• _DESCRIPTION OF THE TASK_: Report only the number of lines that hold the word "وبركاته".

• _DATASET_:

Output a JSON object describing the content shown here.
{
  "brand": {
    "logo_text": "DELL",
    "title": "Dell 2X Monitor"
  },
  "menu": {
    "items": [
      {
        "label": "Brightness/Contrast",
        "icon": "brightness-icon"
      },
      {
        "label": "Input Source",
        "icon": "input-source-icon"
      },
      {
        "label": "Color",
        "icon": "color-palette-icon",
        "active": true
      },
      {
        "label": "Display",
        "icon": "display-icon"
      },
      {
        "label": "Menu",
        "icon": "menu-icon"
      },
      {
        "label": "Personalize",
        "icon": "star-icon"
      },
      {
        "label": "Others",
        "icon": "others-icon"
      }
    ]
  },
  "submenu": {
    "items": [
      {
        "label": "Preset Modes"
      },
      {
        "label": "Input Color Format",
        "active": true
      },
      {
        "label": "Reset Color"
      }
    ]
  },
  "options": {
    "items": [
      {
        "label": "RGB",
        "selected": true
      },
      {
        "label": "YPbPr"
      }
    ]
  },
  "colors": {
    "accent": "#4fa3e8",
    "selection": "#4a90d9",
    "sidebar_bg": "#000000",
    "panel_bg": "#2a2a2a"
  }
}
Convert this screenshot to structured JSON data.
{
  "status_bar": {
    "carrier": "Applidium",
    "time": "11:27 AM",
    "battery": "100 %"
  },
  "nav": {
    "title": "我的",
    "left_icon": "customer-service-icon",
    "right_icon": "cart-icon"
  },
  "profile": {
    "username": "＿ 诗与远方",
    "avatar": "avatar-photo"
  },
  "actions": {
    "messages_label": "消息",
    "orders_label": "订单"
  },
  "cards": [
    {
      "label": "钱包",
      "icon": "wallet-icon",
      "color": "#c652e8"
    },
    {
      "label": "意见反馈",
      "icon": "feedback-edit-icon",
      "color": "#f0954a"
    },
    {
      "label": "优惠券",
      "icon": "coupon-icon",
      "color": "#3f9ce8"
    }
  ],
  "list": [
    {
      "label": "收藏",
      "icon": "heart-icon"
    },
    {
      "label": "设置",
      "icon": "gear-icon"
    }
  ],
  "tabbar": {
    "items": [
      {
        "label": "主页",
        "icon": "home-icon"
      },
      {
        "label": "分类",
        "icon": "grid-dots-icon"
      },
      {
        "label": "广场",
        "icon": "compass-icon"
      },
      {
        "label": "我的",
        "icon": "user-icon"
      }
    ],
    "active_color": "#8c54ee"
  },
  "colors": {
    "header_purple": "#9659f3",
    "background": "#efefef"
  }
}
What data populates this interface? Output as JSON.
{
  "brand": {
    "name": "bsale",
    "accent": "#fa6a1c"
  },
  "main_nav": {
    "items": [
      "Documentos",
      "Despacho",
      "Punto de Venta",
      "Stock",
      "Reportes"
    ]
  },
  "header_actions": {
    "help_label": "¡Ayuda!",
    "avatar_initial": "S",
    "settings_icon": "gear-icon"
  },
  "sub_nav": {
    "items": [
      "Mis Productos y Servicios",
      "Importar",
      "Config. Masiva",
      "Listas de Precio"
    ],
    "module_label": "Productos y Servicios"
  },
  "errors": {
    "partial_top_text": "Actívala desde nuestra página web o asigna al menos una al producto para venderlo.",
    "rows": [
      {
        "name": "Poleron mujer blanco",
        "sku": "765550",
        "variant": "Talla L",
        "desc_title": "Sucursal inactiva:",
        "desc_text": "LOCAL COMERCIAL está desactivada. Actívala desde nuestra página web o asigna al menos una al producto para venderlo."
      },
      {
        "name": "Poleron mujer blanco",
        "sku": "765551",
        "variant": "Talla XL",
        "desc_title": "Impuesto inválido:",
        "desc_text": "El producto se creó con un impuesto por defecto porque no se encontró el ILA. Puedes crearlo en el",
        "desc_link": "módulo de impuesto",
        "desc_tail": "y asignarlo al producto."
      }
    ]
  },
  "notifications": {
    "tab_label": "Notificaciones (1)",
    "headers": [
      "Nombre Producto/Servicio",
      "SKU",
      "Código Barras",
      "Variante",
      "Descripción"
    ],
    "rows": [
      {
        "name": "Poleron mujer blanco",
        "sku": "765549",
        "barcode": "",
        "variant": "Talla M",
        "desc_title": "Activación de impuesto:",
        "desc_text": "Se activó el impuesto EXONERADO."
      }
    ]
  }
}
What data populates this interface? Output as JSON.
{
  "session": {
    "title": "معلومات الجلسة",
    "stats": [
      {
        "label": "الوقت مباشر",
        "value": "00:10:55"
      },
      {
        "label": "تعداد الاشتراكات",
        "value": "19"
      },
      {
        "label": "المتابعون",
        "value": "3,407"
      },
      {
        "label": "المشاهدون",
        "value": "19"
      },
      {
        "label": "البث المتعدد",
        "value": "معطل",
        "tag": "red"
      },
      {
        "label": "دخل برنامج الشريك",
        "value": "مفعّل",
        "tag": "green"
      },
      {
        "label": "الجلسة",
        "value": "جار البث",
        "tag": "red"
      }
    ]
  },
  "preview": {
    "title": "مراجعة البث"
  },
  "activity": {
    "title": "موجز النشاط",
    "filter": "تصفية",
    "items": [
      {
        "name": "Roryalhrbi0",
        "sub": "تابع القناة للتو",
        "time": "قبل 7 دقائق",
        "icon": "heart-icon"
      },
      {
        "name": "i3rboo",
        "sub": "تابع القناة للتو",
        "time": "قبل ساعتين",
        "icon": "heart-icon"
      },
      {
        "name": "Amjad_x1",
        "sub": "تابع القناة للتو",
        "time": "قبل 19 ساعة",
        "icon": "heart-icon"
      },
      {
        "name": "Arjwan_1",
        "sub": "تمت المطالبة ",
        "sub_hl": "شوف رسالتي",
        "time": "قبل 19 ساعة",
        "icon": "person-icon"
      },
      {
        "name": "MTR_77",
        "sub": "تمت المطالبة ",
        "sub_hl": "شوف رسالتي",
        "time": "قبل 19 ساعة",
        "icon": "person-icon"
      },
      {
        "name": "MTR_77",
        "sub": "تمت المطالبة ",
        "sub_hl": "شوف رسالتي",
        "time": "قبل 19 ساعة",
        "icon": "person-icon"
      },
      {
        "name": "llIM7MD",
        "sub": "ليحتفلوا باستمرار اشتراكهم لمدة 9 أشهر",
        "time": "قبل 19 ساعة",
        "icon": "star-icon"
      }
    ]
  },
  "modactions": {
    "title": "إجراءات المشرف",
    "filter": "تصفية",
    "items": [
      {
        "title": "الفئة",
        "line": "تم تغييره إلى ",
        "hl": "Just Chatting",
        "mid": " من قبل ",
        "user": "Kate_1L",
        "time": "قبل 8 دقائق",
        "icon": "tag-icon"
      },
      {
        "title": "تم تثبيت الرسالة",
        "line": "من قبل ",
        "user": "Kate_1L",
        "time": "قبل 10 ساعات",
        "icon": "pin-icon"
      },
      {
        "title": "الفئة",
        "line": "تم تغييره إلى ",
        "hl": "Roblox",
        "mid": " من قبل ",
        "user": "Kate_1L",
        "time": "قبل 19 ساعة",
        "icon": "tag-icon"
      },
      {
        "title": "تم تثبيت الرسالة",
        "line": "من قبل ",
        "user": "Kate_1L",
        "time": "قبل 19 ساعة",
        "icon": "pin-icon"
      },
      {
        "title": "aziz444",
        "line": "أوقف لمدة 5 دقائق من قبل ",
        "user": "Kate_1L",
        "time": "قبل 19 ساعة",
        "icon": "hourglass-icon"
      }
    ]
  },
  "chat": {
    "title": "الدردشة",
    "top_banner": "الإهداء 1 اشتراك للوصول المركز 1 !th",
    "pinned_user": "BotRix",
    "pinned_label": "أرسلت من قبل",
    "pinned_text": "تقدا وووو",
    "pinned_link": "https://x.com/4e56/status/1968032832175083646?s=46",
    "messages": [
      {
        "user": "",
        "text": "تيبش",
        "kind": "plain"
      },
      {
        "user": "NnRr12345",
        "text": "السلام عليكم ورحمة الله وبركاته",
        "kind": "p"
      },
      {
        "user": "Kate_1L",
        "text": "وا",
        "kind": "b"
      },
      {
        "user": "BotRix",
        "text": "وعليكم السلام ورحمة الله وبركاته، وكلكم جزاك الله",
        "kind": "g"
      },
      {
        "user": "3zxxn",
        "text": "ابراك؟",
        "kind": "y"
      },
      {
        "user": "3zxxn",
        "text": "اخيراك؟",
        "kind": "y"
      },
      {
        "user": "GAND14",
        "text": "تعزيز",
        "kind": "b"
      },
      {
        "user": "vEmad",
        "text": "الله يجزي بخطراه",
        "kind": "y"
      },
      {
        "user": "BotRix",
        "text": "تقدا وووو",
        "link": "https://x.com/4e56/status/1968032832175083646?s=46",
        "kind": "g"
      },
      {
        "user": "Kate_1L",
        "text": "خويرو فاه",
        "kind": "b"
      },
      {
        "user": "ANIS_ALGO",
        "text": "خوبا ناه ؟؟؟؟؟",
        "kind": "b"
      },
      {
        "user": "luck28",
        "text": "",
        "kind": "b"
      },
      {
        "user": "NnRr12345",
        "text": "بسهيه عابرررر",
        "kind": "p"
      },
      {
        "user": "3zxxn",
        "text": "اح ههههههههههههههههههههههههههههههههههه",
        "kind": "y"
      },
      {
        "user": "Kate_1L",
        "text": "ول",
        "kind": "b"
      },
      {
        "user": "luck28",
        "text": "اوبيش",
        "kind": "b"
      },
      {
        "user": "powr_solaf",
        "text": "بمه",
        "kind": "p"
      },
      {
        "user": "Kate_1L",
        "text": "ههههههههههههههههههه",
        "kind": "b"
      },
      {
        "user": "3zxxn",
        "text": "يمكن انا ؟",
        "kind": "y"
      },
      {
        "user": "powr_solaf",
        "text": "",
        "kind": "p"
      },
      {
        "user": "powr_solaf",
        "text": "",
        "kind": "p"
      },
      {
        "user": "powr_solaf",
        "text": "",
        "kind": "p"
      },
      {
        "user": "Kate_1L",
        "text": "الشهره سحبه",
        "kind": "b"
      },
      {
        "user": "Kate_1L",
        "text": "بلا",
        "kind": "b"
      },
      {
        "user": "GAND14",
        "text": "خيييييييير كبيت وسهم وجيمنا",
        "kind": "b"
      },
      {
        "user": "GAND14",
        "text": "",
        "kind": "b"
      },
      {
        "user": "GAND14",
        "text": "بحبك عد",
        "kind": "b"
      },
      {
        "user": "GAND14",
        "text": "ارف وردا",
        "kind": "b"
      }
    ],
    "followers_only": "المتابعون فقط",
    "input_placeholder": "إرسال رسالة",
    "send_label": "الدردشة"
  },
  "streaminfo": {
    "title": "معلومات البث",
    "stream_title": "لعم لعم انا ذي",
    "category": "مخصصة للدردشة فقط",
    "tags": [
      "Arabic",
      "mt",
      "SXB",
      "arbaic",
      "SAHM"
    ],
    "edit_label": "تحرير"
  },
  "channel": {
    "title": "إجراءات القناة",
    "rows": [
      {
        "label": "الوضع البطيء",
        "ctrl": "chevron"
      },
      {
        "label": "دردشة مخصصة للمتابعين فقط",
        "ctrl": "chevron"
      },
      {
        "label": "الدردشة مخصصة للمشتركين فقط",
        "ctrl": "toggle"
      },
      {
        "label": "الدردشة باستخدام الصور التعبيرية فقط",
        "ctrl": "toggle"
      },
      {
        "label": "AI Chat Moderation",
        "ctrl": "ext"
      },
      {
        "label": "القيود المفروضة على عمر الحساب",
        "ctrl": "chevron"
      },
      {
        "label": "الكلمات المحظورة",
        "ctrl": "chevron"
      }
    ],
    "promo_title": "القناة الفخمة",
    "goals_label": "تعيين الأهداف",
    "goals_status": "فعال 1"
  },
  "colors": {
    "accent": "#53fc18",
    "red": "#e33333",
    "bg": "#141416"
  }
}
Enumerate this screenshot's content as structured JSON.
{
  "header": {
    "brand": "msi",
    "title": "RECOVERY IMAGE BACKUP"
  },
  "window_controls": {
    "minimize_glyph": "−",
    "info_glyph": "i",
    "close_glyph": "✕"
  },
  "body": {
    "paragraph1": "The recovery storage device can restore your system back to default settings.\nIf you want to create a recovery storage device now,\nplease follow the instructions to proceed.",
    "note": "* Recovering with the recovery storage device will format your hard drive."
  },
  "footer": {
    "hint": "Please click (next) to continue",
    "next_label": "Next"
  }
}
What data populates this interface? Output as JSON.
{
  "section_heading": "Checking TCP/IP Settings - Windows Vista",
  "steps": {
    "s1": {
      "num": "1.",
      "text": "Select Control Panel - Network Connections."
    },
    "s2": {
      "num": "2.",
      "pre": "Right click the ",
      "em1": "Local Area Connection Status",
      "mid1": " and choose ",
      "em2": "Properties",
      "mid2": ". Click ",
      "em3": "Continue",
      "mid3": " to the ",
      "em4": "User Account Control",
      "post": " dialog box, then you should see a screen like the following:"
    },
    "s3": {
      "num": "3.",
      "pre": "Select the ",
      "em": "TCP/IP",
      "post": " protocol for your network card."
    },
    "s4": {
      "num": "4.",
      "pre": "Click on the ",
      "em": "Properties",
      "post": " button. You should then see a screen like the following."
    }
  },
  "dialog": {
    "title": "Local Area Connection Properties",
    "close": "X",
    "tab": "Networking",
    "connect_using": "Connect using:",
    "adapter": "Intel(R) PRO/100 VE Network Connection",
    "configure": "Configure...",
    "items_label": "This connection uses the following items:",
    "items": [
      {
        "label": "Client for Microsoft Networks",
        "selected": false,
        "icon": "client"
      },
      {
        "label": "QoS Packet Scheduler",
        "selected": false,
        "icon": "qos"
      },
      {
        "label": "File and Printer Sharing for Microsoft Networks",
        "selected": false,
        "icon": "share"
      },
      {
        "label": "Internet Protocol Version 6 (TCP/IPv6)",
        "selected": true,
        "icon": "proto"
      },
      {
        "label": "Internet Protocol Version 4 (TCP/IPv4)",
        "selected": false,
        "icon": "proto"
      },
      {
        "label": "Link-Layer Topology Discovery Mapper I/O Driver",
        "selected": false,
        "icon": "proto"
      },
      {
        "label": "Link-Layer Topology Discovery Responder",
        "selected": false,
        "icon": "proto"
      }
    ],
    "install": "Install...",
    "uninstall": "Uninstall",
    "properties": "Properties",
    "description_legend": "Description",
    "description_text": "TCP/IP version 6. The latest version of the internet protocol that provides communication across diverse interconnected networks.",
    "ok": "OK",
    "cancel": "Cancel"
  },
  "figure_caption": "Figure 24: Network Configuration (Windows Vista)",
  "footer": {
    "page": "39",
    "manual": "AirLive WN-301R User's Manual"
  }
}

• _COMPLETED TASK_: 2